Given instruction 1:
In the refrigerant circuit text, put this sentence into Spanish: "Nitrogen can escape from the bottle in an uncontrolled way."

Text extract:
Use compressed air to force moisture and other contaminants out of the refrigerant circuit and use nitrogen to force moisture out of the refrigerant circuit.
The method of blowing through the refrigerant circuit with compressed air and nitrogen often requires a lot more work than purging with refrigerant R134a. When purging with refrigerant R134a, cleaning of the components is considerably better. It is therefore always best to purge the system in the event of complaints (the method of blowing through should only be selected for certain complaints and for individual components).
Only individual components are to be blown through if:
There is no way of purging the refrigerant circuit with refrigerant R134a.
If there is dirt or contamination in individual components of the refrigerant circuit.
If during evacuation of a leak-tight refrigerant circuit the vacuum display is not constant on gauge (moisture in the refrigerant circuit, which generates vapour pressure).
If the refrigerant circuit has been left open for longer than normally required for repairs (e.g. following an accident)
Pressure and temperature measurements in the circuit indicate that there is moisture in the refrigerant circuit.
The vehicle-specific repair manual → Heating, air conditioning deems it necessary after replacement of certain components.
Blowing through the refrigerant circuit with compressed air and nitrogen will not achieve the same degree of cleanliness as purging with refrigerant R134a. When purging with refrigerant R134a, the refrigerant oil is shifted and cleaning of the components is better → Chapter.
When blowing through, a maximum working pressure of 15 bar must not be exceeded (if necessary, use pressure limiter for compressed air as well).
Nitrogen can escape from the bottle in an uncontrolled way.
Work only with pressure regulator for nitrogen bottles (max. working pressure 15 bar).
The gas mixture escaping from the components must be collected with appropriate extraction equipment.
–  Always blow through components opposite the direction of refrigerant flow.
Compressed air and nitrogen cannot be blown through the restrictor, expansion valve, air conditioner compressor, receiver or reservoir.
–  In cases where condensers have a drying agent cartridge in the integrated receiver, this drying agent cartridge must be removed.
–  First blow out soiling using compressed air and then dry components with nitrogen.
–  Fit adapter for connection of pressure hose to refrigerant circuit → Chapter and → Heating, air conditioning.
To prevent oil and moisture from the compressed air system making its way into the refrigerant circuit, the following points must be observed.
The compressed air must be fed through a compressed air cleaning unit to clean and dry it. Therefore, use compressed air filter and dryer (included in items supplied with tools for painting work) → Workshop equipment and Special tools catalogue.

Given instruction 2:
Copy the entries word for word, starting with their first line and going on through the line that contains "7, 269, 31]".

Material shown:
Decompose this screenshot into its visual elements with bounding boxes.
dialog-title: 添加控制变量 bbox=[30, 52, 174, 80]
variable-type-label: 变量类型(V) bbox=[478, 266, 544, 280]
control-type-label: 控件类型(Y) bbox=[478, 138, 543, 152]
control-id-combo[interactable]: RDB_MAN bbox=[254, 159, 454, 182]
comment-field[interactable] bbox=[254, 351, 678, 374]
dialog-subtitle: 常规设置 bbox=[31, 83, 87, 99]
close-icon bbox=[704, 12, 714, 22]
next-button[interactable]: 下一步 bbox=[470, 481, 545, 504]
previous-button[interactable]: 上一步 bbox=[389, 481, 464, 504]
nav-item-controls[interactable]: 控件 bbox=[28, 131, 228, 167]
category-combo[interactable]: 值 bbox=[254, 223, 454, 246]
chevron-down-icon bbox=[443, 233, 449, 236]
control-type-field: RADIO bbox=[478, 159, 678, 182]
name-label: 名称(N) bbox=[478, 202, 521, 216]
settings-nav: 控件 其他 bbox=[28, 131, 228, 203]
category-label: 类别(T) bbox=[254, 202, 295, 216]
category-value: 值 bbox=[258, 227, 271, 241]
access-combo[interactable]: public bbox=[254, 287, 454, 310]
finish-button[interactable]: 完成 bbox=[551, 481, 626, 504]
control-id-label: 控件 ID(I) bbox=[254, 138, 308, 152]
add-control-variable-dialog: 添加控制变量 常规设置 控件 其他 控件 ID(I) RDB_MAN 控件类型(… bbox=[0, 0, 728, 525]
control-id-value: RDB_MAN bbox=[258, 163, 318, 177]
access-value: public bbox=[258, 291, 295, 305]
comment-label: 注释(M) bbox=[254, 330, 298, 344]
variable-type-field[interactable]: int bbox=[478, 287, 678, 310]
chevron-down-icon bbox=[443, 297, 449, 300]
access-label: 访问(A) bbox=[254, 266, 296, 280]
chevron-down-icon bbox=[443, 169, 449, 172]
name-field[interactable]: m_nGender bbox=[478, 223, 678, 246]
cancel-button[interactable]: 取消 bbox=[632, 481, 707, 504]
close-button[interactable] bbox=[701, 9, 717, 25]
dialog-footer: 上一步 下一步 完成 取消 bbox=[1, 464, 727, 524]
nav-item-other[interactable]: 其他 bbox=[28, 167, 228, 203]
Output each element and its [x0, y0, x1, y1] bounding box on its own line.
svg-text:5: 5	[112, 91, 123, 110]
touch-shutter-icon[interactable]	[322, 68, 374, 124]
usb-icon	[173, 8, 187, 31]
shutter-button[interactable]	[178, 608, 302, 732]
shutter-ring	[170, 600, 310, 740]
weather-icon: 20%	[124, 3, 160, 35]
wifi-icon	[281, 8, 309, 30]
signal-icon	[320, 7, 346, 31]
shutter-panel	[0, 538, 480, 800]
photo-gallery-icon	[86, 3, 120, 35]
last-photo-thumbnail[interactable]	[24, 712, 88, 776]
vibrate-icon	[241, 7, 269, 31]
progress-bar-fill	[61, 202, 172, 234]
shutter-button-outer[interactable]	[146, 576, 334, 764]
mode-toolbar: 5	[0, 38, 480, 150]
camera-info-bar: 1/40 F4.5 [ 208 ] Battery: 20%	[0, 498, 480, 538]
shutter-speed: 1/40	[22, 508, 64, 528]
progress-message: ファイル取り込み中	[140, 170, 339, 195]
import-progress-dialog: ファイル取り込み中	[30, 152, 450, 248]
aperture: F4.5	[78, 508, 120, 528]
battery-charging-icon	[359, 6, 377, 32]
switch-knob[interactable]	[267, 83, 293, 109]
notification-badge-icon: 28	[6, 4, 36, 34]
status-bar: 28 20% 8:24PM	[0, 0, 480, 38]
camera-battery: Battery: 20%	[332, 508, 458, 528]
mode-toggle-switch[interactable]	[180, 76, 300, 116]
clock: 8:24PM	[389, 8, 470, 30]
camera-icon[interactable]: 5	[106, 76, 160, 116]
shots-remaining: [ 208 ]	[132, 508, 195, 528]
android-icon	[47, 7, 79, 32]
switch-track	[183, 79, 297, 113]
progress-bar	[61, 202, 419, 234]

Problem solution 1:
El nitrógeno puede escaparse de la botella de forma incontrolada.

Problem solution 2:
Decompose this screenshot into its visual elements with bounding boxes.
dialog-title: 添加控制变量 bbox=[30, 52, 174, 80]
variable-type-label: 变量类型(V) bbox=[478, 266, 544, 280]
control-type-label: 控件类型(Y) bbox=[478, 138, 543, 152]
control-id-combo[interactable]: RDB_MAN bbox=[254, 159, 454, 182]
comment-field[interactable] bbox=[254, 351, 678, 374]
dialog-subtitle: 常规设置 bbox=[31, 83, 87, 99]
close-icon bbox=[704, 12, 714, 22]
next-button[interactable]: 下一步 bbox=[470, 481, 545, 504]
previous-button[interactable]: 上一步 bbox=[389, 481, 464, 504]
nav-item-controls[interactable]: 控件 bbox=[28, 131, 228, 167]
category-combo[interactable]: 值 bbox=[254, 223, 454, 246]
chevron-down-icon bbox=[443, 233, 449, 236]
control-type-field: RADIO bbox=[478, 159, 678, 182]
name-label: 名称(N) bbox=[478, 202, 521, 216]
settings-nav: 控件 其他 bbox=[28, 131, 228, 203]
category-label: 类别(T) bbox=[254, 202, 295, 216]
category-value: 值 bbox=[258, 227, 271, 241]
access-combo[interactable]: public bbox=[254, 287, 454, 310]
finish-button[interactable]: 完成 bbox=[551, 481, 626, 504]
control-id-label: 控件 ID(I) bbox=[254, 138, 308, 152]
add-control-variable-dialog: 添加控制变量 常规设置 控件 其他 控件 ID(I) RDB_MAN 控件类型(… bbox=[0, 0, 728, 525]
control-id-value: RDB_MAN bbox=[258, 163, 318, 177]
access-value: public bbox=[258, 291, 295, 305]
comment-label: 注释(M) bbox=[254, 330, 298, 344]
variable-type-field[interactable]: int bbox=[478, 287, 678, 310]
chevron-down-icon bbox=[443, 297, 449, 300]
access-label: 访问(A) bbox=[254, 266, 296, 280]
chevron-down-icon bbox=[443, 169, 449, 172]
name-field[interactable]: m_nGender bbox=[478, 223, 678, 246]
cancel-button[interactable]: 取消 bbox=[632, 481, 707, 504]
close-button[interactable] bbox=[701, 9, 717, 25]
dialog-footer: 上一步 下一步 完成 取消 bbox=[1, 464, 727, 524]
nav-item-other[interactable]: 其他 bbox=[28, 167, 228, 203]
Output each element and its [x0, y0, x1, y1] bounding box on its own line.
svg-text:5: 5	[112, 91, 123, 110]
touch-shutter-icon[interactable]	[322, 68, 374, 124]
usb-icon	[173, 8, 187, 31]
shutter-button[interactable]	[178, 608, 302, 732]
shutter-ring	[170, 600, 310, 740]
weather-icon: 20%	[124, 3, 160, 35]
wifi-icon	[281, 8, 309, 30]
signal-icon	[320, 7, 346, 31]
shutter-panel	[0, 538, 480, 800]
photo-gallery-icon	[86, 3, 120, 35]
last-photo-thumbnail[interactable]	[24, 712, 88, 776]
vibrate-icon	[241, 7, 269, 31]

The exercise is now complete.